▸ **Supplied material**

---

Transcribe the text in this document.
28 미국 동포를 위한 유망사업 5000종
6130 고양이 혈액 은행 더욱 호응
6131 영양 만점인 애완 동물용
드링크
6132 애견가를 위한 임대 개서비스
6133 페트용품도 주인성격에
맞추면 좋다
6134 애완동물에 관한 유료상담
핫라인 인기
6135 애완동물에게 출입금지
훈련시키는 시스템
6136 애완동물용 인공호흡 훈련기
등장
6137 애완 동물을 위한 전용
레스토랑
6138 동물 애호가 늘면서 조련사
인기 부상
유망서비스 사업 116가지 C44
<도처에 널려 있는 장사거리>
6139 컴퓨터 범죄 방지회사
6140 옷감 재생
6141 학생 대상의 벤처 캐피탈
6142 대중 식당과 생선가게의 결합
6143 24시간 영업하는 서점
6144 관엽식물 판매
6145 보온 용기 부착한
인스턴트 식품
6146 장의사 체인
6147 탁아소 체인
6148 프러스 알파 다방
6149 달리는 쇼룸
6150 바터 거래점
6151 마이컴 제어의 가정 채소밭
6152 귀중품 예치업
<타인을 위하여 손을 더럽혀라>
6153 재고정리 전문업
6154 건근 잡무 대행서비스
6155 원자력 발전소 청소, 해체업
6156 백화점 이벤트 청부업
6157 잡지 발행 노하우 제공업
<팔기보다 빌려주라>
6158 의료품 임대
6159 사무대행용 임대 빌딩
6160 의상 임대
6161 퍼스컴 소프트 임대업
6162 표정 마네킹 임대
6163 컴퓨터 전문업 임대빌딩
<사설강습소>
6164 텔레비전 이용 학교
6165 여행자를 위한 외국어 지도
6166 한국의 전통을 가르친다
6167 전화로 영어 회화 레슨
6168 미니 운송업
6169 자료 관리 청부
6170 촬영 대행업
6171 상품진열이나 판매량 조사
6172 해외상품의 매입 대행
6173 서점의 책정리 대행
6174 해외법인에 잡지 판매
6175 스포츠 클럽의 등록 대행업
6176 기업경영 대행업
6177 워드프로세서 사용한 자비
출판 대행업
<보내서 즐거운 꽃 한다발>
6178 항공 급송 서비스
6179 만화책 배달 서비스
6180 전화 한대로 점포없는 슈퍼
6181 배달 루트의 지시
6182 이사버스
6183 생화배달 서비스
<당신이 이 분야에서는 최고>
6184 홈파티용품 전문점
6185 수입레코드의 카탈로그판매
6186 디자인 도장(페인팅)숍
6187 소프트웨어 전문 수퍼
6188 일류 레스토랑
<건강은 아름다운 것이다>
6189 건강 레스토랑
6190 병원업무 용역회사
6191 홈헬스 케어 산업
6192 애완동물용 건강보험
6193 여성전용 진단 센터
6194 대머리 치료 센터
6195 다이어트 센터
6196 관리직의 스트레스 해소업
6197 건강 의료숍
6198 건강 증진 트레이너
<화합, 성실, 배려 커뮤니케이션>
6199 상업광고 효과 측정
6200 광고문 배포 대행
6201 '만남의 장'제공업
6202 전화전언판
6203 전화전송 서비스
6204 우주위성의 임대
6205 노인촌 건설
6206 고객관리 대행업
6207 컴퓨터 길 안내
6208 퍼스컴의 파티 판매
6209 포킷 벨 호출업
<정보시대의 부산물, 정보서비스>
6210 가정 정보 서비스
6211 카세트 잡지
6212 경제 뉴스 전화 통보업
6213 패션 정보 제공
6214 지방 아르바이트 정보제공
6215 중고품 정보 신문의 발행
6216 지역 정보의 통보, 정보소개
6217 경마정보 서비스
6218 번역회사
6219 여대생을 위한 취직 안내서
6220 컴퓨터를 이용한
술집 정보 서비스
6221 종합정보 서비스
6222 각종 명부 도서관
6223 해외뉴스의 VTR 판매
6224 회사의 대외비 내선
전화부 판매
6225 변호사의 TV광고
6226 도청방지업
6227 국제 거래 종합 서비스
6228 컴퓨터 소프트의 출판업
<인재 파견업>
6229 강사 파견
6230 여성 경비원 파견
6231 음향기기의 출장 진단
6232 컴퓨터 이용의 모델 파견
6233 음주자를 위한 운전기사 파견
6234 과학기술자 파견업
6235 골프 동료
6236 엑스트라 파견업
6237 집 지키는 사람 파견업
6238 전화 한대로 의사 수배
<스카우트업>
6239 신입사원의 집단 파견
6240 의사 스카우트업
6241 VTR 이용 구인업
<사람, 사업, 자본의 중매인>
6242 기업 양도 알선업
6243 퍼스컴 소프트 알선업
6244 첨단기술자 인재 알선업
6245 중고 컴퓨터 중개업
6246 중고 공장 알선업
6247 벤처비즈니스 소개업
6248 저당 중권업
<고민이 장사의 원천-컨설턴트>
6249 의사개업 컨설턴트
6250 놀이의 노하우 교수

---

Make an exact copy of the records.

Transcribe the text in this document.
28 미국 동포를 위한 유망사업 5000종
6130 고양이 혈액 은행 더욱 호응
6131 영양 만점인 애완 동물용
드링크
6132 애견가를 위한 임대 개서비스
6133 페트용품도 주인성격에
맞추면 좋다
6134 애완동물에 관한 유료상담
핫라인 인기
6135 애완동물에게 출입금지
훈련시키는 시스템
6136 애완동물용 인공호흡 훈련기
등장
6137 애완 동물을 위한 전용
레스토랑
6138 동물 애호가 늘면서 조련사
인기 부상
유망서비스 사업 116가지 C44
<도처에 널려 있는 장사거리>
6139 컴퓨터 범죄 방지회사
6140 옷감 재생
6141 학생 대상의 벤처 캐피탈
6142 대중 식당과 생선가게의 결합
6143 24시간 영업하는 서점
6144 관엽식물 판매
6145 보온 용기 부착한
인스턴트 식품
6146 장의사 체인
6147 탁아소 체인
6148 프러스 알파 다방
6149 달리는 쇼룸
6150 바터 거래점
6151 마이컴 제어의 가정 채소밭
6152 귀중품 예치업
<타인을 위하여 손을 더럽혀라>
6153 재고정리 전문업
6154 건근 잡무 대행서비스
6155 원자력 발전소 청소, 해체업
6156 백화점 이벤트 청부업
6157 잡지 발행 노하우 제공업
<팔기보다 빌려주라>
6158 의료품 임대
6159 사무대행용 임대 빌딩
6160 의상 임대
6161 퍼스컴 소프트 임대업
6162 표정 마네킹 임대
6163 컴퓨터 전문업 임대빌딩
<사설강습소>
6164 텔레비전 이용 학교
6165 여행자를 위한 외국어 지도
6166 한국의 전통을 가르친다
6167 전화로 영어 회화 레슨
6168 미니 운송업
6169 자료 관리 청부
6170 촬영 대행업
6171 상품진열이나 판매량 조사
6172 해외상품의 매입 대행
6173 서점의 책정리 대행
6174 해외법인에 잡지 판매
6175 스포츠 클럽의 등록 대행업
6176 기업경영 대행업
6177 워드프로세서 사용한 자비
출판 대행업
<보내서 즐거운 꽃 한다발>
6178 항공 급송 서비스
6179 만화책 배달 서비스
6180 전화 한대로 점포없는 슈퍼
6181 배달 루트의 지시
6182 이사버스
6183 생화배달 서비스
<당신이 이 분야에서는 최고>
6184 홈파티용품 전문점
6185 수입레코드의 카탈로그판매
6186 디자인 도장(페인팅)숍
6187 소프트웨어 전문 수퍼
6188 일류 레스토랑
<건강은 아름다운 것이다>
6189 건강 레스토랑
6190 병원업무 용역회사
6191 홈헬스 케어 산업
6192 애완동물용 건강보험
6193 여성전용 진단 센터
6194 대머리 치료 센터
6195 다이어트 센터
6196 관리직의 스트레스 해소업
6197 건강 의료숍
6198 건강 증진 트레이너
<화합, 성실, 배려 커뮤니케이션>
6199 상업광고 효과 측정
6200 광고문 배포 대행
6201 '만남의 장'제공업
6202 전화전언판
6203 전화전송 서비스
6204 우주위성의 임대
6205 노인촌 건설
6206 고객관리 대행업
6207 컴퓨터 길 안내
6208 퍼스컴의 파티 판매
6209 포킷 벨 호출업
<정보시대의 부산물, 정보서비스>
6210 가정 정보 서비스
6211 카세트 잡지
6212 경제 뉴스 전화 통보업
6213 패션 정보 제공
6214 지방 아르바이트 정보제공
6215 중고품 정보 신문의 발행
6216 지역 정보의 통보, 정보소개
6217 경마정보 서비스
6218 번역회사
6219 여대생을 위한 취직 안내서
6220 컴퓨터를 이용한
술집 정보 서비스
6221 종합정보 서비스
6222 각종 명부 도서관
6223 해외뉴스의 VTR 판매
6224 회사의 대외비 내선
전화부 판매
6225 변호사의 TV광고
6226 도청방지업
6227 국제 거래 종합 서비스
6228 컴퓨터 소프트의 출판업
<인재 파견업>
6229 강사 파견
6230 여성 경비원 파견
6231 음향기기의 출장 진단
6232 컴퓨터 이용의 모델 파견
6233 음주자를 위한 운전기사 파견
6234 과학기술자 파견업
6235 골프 동료
6236 엑스트라 파견업
6237 집 지키는 사람 파견업
6238 전화 한대로 의사 수배
<스카우트업>
6239 신입사원의 집단 파견
6240 의사 스카우트업
6241 VTR 이용 구인업
<사람, 사업, 자본의 중매인>
6242 기업 양도 알선업
6243 퍼스컴 소프트 알선업
6244 첨단기술자 인재 알선업
6245 중고 컴퓨터 중개업
6246 중고 공장 알선업
6247 벤처비즈니스 소개업
6248 저당 중권업
<고민이 장사의 원천-컨설턴트>
6249 의사개업 컨설턴트
6250 놀이의 노하우 교수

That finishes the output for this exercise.